◆ **EXERCISE DETAILS**: Below is the data. Give it again, complete and exact.

Extracted records:
_____

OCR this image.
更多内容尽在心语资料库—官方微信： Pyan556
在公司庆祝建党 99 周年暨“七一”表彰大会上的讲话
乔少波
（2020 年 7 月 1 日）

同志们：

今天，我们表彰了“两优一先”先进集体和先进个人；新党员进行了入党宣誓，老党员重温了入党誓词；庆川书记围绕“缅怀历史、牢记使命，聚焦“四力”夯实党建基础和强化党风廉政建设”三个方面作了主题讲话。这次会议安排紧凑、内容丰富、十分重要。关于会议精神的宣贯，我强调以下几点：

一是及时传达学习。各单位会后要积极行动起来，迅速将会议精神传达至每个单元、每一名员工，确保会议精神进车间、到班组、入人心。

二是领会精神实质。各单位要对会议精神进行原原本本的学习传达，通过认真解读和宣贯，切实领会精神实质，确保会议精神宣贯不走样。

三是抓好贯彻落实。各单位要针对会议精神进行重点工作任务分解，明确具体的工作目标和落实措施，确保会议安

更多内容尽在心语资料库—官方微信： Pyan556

_____

◆ **ANSWER TO THE EXERCISE**:
OCR this image.
更多内容尽在心语资料库—官方微信： Pyan556
在公司庆祝建党 99 周年暨“七一”表彰大会上的讲话
乔少波
（2020 年 7 月 1 日）

同志们：

今天，我们表彰了“两优一先”先进集体和先进个人；新党员进行了入党宣誓，老党员重温了入党誓词；庆川书记围绕“缅怀历史、牢记使命，聚焦“四力”夯实党建基础和强化党风廉政建设”三个方面作了主题讲话。这次会议安排紧凑、内容丰富、十分重要。关于会议精神的宣贯，我强调以下几点：

一是及时传达学习。各单位会后要积极行动起来，迅速将会议精神传达至每个单元、每一名员工，确保会议精神进车间、到班组、入人心。

二是领会精神实质。各单位要对会议精神进行原原本本的学习传达，通过认真解读和宣贯，切实领会精神实质，确保会议精神宣贯不走样。

三是抓好贯彻落实。各单位要针对会议精神进行重点工作任务分解，明确具体的工作目标和落实措施，确保会议安

更多内容尽在心语资料库—官方微信： Pyan556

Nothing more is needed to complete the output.